=== WHAT TO DO ===
How many lines in the records below contain the string "Start"? Reply with the number only.

============

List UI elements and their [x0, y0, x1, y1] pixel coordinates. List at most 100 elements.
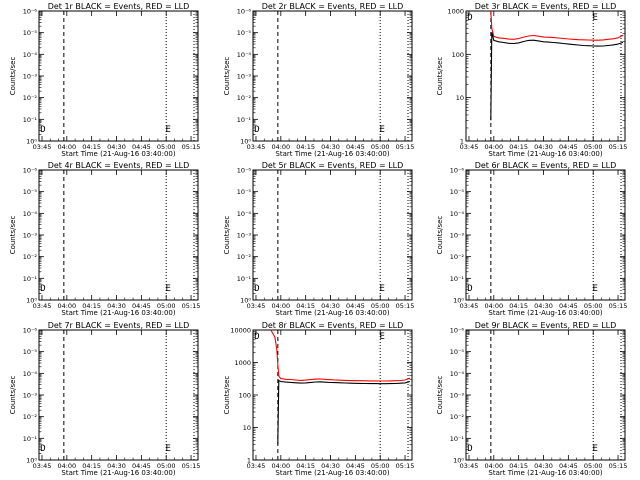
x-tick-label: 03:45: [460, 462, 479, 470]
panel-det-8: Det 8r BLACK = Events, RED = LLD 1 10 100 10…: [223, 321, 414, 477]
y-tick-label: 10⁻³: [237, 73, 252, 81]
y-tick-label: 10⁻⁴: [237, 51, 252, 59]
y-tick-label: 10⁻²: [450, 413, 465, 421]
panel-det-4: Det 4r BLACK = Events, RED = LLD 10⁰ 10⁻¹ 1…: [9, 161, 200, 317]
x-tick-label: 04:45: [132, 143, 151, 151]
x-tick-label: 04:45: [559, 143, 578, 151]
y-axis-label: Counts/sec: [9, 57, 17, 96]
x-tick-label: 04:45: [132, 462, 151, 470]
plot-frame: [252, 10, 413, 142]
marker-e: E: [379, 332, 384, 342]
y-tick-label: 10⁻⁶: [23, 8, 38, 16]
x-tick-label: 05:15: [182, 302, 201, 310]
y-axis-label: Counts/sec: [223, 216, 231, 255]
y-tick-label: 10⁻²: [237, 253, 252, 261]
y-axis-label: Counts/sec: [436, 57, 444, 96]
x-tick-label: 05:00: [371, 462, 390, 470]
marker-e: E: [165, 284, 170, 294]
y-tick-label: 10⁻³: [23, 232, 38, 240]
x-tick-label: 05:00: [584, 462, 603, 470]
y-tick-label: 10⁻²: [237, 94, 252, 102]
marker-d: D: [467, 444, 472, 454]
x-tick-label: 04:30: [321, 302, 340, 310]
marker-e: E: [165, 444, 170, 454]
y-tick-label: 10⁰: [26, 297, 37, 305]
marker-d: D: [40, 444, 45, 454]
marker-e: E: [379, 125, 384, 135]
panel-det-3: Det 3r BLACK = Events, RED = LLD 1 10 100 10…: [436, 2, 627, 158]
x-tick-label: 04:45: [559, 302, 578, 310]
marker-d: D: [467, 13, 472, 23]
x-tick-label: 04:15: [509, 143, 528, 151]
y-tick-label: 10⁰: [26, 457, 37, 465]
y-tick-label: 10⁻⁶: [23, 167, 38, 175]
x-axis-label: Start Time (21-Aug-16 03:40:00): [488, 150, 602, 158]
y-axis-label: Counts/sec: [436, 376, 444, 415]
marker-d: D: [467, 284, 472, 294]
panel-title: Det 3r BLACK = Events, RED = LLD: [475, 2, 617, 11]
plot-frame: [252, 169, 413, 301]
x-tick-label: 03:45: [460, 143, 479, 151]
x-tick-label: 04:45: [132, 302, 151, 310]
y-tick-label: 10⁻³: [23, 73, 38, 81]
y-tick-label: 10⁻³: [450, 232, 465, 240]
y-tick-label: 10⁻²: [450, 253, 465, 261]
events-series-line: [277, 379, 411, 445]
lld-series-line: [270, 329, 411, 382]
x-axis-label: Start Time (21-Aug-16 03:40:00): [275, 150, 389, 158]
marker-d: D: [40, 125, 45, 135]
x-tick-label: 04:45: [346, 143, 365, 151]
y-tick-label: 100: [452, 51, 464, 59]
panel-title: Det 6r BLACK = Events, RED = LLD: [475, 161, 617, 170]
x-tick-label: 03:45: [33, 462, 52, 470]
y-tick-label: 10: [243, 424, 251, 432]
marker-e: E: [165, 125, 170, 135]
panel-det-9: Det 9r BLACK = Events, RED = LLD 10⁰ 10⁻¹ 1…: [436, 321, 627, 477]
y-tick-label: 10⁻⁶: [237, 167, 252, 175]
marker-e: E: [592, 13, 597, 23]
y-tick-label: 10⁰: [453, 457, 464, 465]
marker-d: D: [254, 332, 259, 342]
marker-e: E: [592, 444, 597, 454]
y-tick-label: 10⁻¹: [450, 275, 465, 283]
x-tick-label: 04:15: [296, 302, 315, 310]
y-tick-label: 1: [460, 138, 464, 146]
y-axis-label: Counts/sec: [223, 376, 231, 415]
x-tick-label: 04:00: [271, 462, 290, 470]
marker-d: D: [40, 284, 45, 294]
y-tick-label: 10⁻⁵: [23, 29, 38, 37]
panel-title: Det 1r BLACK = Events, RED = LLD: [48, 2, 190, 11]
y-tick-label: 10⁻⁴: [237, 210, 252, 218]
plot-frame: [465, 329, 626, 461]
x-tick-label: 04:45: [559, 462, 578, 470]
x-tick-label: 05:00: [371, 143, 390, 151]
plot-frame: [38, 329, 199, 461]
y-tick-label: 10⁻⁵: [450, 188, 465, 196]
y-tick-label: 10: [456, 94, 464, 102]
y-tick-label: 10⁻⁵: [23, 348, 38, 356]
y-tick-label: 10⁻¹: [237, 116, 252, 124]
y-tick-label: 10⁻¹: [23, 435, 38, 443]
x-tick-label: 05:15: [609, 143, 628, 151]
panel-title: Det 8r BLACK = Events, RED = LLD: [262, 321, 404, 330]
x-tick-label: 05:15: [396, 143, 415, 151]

============

=== REPLY TO THE EXERCISE ===
2